Begin The data
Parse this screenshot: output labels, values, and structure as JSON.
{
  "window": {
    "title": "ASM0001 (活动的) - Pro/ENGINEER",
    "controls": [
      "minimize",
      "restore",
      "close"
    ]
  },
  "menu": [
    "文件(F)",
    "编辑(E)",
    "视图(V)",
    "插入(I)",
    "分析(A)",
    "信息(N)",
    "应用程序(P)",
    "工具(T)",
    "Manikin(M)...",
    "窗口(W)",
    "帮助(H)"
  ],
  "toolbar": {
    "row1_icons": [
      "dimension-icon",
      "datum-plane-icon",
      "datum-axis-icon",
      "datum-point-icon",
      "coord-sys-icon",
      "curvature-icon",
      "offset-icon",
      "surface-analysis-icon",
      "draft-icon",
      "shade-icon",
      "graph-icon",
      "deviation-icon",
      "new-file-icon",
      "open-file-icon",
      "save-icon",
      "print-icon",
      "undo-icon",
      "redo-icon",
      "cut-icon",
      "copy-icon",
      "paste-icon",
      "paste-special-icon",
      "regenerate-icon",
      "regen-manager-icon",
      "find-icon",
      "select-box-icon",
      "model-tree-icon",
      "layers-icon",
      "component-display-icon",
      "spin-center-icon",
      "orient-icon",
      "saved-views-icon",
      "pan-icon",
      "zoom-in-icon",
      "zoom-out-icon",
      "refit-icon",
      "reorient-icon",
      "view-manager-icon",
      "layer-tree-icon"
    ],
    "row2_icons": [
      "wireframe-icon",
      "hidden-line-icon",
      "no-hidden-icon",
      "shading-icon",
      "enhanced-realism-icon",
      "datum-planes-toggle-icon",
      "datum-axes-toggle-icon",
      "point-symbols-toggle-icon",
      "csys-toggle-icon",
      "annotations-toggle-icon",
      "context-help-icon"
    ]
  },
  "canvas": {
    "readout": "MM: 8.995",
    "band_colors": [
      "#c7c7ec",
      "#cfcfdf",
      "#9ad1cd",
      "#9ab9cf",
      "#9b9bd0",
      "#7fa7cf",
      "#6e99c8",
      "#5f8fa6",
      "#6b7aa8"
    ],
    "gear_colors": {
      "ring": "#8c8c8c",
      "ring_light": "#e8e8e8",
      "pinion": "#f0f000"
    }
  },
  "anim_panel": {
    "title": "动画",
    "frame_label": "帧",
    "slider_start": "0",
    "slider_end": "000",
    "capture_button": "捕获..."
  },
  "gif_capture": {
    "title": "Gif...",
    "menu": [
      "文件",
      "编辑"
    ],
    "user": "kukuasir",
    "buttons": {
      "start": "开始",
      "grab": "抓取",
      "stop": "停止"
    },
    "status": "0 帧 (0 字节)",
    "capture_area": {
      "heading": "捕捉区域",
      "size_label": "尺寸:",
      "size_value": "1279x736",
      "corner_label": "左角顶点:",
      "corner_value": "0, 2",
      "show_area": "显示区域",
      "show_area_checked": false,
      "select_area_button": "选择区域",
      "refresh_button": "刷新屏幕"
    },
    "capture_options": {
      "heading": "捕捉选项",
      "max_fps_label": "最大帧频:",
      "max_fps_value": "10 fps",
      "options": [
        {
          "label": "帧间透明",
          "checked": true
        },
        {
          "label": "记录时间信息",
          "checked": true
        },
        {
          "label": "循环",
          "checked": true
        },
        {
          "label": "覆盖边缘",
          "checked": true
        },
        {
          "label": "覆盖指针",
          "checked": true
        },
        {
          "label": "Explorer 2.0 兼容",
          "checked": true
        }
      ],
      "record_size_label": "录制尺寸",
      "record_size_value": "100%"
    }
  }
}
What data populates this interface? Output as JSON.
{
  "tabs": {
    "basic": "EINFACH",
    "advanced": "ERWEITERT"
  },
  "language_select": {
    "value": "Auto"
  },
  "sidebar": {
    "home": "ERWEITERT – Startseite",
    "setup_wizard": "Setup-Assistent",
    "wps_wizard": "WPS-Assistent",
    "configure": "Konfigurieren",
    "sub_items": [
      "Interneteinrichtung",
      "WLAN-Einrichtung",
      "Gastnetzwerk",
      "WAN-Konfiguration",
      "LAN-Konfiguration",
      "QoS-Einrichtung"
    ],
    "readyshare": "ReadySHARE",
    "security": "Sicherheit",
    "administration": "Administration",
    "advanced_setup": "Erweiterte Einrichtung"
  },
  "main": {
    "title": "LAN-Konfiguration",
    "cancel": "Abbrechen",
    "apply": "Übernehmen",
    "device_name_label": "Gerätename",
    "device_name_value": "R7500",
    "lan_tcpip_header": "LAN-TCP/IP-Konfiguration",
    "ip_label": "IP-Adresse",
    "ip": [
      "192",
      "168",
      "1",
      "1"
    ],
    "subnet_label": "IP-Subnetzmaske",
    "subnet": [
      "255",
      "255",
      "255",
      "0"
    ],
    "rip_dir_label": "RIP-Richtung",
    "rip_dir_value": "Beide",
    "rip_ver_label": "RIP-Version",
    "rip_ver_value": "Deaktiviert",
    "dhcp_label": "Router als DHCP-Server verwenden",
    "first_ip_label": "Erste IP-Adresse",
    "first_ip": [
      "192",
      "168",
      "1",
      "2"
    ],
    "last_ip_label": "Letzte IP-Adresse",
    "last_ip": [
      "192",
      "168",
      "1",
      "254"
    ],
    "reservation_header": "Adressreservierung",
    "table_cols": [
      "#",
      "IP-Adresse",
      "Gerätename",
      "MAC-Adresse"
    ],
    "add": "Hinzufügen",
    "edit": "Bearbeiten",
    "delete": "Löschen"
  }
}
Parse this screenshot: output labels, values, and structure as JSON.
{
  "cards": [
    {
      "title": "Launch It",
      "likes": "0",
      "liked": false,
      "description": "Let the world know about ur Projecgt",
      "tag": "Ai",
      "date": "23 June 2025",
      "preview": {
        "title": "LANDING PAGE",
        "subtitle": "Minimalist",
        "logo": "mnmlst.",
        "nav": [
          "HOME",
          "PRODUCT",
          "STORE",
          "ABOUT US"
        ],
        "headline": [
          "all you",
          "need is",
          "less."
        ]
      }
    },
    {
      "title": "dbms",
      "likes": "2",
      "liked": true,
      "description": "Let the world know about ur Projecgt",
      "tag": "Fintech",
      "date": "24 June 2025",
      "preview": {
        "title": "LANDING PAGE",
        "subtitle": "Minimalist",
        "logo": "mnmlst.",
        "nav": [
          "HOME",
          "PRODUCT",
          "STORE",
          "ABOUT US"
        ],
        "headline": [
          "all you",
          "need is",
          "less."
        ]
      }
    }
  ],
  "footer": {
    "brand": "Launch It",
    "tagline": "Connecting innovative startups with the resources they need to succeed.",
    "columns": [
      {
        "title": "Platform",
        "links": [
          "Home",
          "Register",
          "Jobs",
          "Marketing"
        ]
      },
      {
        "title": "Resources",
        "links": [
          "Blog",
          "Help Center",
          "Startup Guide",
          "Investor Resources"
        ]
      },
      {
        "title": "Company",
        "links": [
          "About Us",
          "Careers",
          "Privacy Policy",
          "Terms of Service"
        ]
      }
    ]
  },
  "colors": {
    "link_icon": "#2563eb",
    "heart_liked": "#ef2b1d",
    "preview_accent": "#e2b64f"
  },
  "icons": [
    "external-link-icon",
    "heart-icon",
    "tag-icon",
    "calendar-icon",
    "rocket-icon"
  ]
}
End The data
Give all the records again. Match them exactly.

> [Written solution]
Parse this screenshot: output labels, values, and structure as JSON.
{
  "window": {
    "title": "ASM0001 (活动的) - Pro/ENGINEER",
    "controls": [
      "minimize",
      "restore",
      "close"
    ]
  },
  "menu": [
    "文件(F)",
    "编辑(E)",
    "视图(V)",
    "插入(I)",
    "分析(A)",
    "信息(N)",
    "应用程序(P)",
    "工具(T)",
    "Manikin(M)...",
    "窗口(W)",
    "帮助(H)"
  ],
  "toolbar": {
    "row1_icons": [
      "dimension-icon",
      "datum-plane-icon",
      "datum-axis-icon",
      "datum-point-icon",
      "coord-sys-icon",
      "curvature-icon",
      "offset-icon",
      "surface-analysis-icon",
      "draft-icon",
      "shade-icon",
      "graph-icon",
      "deviation-icon",
      "new-file-icon",
      "open-file-icon",
      "save-icon",
      "print-icon",
      "undo-icon",
      "redo-icon",
      "cut-icon",
      "copy-icon",
      "paste-icon",
      "paste-special-icon",
      "regenerate-icon",
      "regen-manager-icon",
      "find-icon",
      "select-box-icon",
      "model-tree-icon",
      "layers-icon",
      "component-display-icon",
      "spin-center-icon",
      "orient-icon",
      "saved-views-icon",
      "pan-icon",
      "zoom-in-icon",
      "zoom-out-icon",
      "refit-icon",
      "reorient-icon",
      "view-manager-icon",
      "layer-tree-icon"
    ],
    "row2_icons": [
      "wireframe-icon",
      "hidden-line-icon",
      "no-hidden-icon",
      "shading-icon",
      "enhanced-realism-icon",
      "datum-planes-toggle-icon",
      "datum-axes-toggle-icon",
      "point-symbols-toggle-icon",
      "csys-toggle-icon",
      "annotations-toggle-icon",
      "context-help-icon"
    ]
  },
  "canvas": {
    "readout": "MM: 8.995",
    "band_colors": [
      "#c7c7ec",
      "#cfcfdf",
      "#9ad1cd",
      "#9ab9cf",
      "#9b9bd0",
      "#7fa7cf",
      "#6e99c8",
      "#5f8fa6",
      "#6b7aa8"
    ],
    "gear_colors": {
      "ring": "#8c8c8c",
      "ring_light": "#e8e8e8",
      "pinion": "#f0f000"
    }
  },
  "anim_panel": {
    "title": "动画",
    "frame_label": "帧",
    "slider_start": "0",
    "slider_end": "000",
    "capture_button": "捕获..."
  },
  "gif_capture": {
    "title": "Gif...",
    "menu": [
      "文件",
      "编辑"
    ],
    "user": "kukuasir",
    "buttons": {
      "start": "开始",
      "grab": "抓取",
      "stop": "停止"
    },
    "status": "0 帧 (0 字节)",
    "capture_area": {
      "heading": "捕捉区域",
      "size_label": "尺寸:",
      "size_value": "1279x736",
      "corner_label": "左角顶点:",
      "corner_value": "0, 2",
      "show_area": "显示区域",
      "show_area_checked": false,
      "select_area_button": "选择区域",
      "refresh_button": "刷新屏幕"
    },
    "capture_options": {
      "heading": "捕捉选项",
      "max_fps_label": "最大帧频:",
      "max_fps_value": "10 fps",
      "options": [
        {
          "label": "帧间透明",
          "checked": true
        },
        {
          "label": "记录时间信息",
          "checked": true
        },
        {
          "label": "循环",
          "checked": true
        },
        {
          "label": "覆盖边缘",
          "checked": true
        },
        {
          "label": "覆盖指针",
          "checked": true
        },
        {
          "label": "Explorer 2.0 兼容",
          "checked": true
        }
      ],
      "record_size_label": "录制尺寸",
      "record_size_value": "100%"
    }
  }
}
What data populates this interface? Output as JSON.
{
  "tabs": {
    "basic": "EINFACH",
    "advanced": "ERWEITERT"
  },
  "language_select": {
    "value": "Auto"
  },
  "sidebar": {
    "home": "ERWEITERT – Startseite",
    "setup_wizard": "Setup-Assistent",
    "wps_wizard": "WPS-Assistent",
    "configure": "Konfigurieren",
    "sub_items": [
      "Interneteinrichtung",
      "WLAN-Einrichtung",
      "Gastnetzwerk",
      "WAN-Konfiguration",
      "LAN-Konfiguration",
      "QoS-Einrichtung"
    ],
    "readyshare": "ReadySHARE",
    "security": "Sicherheit",
    "administration": "Administration",
    "advanced_setup": "Erweiterte Einrichtung"
  },
  "main": {
    "title": "LAN-Konfiguration",
    "cancel": "Abbrechen",
    "apply": "Übernehmen",
    "device_name_label": "Gerätename",
    "device_name_value": "R7500",
    "lan_tcpip_header": "LAN-TCP/IP-Konfiguration",
    "ip_label": "IP-Adresse",
    "ip": [
      "192",
      "168",
      "1",
      "1"
    ],
    "subnet_label": "IP-Subnetzmaske",
    "subnet": [
      "255",
      "255",
      "255",
      "0"
    ],
    "rip_dir_label": "RIP-Richtung",
    "rip_dir_value": "Beide",
    "rip_ver_label": "RIP-Version",
    "rip_ver_value": "Deaktiviert",
    "dhcp_label": "Router als DHCP-Server verwenden",
    "first_ip_label": "Erste IP-Adresse",
    "first_ip": [
      "192",
      "168",
      "1",
      "2"
    ],
    "last_ip_label": "Letzte IP-Adresse",
    "last_ip": [
      "192",
      "168",
      "1",
      "254"
    ],
    "reservation_header": "Adressreservierung",
    "table_cols": [
      "#",
      "IP-Adresse",
      "Gerätename",
      "MAC-Adresse"
    ],
    "add": "Hinzufügen",
    "edit": "Bearbeiten",
    "delete": "Löschen"
  }
}
Parse this screenshot: output labels, values, and structure as JSON.
{
  "cards": [
    {
      "title": "Launch It",
      "likes": "0",
      "liked": false,
      "description": "Let the world know about ur Projecgt",
      "tag": "Ai",
      "date": "23 June 2025",
      "preview": {
        "title": "LANDING PAGE",
        "subtitle": "Minimalist",
        "logo": "mnmlst.",
        "nav": [
          "HOME",
          "PRODUCT",
          "STORE",
          "ABOUT US"
        ],
        "headline": [
          "all you",
          "need is",
          "less."
        ]
      }
    },
    {
      "title": "dbms",
      "likes": "2",
      "liked": true,
      "description": "Let the world know about ur Projecgt",
      "tag": "Fintech",
      "date": "24 June 2025",
      "preview": {
        "title": "LANDING PAGE",
        "subtitle": "Minimalist",
        "logo": "mnmlst.",
        "nav": [
          "HOME",
          "PRODUCT",
          "STORE",
          "ABOUT US"
        ],
        "headline": [
          "all you",
          "need is",
          "less."
        ]
      }
    }
  ],
  "footer": {
    "brand": "Launch It",
    "tagline": "Connecting innovative startups with the resources they need to succeed.",
    "columns": [
      {
        "title": "Platform",
        "links": [
          "Home",
          "Register",
          "Jobs",
          "Marketing"
        ]
      },
      {
        "title": "Resources",
        "links": [
          "Blog",
          "Help Center",
          "Startup Guide",
          "Investor Resources"
        ]
      },
      {
        "title": "Company",
        "links": [
          "About Us",
          "Careers",
          "Privacy Policy",
          "Terms of Service"
        ]
      }
    ]
  },
  "colors": {
    "link_icon": "#2563eb",
    "heart_liked": "#ef2b1d",
    "preview_accent": "#e2b64f"
  },
  "icons": [
    "external-link-icon",
    "heart-icon",
    "tag-icon",
    "calendar-icon",
    "rocket-icon"
  ]
}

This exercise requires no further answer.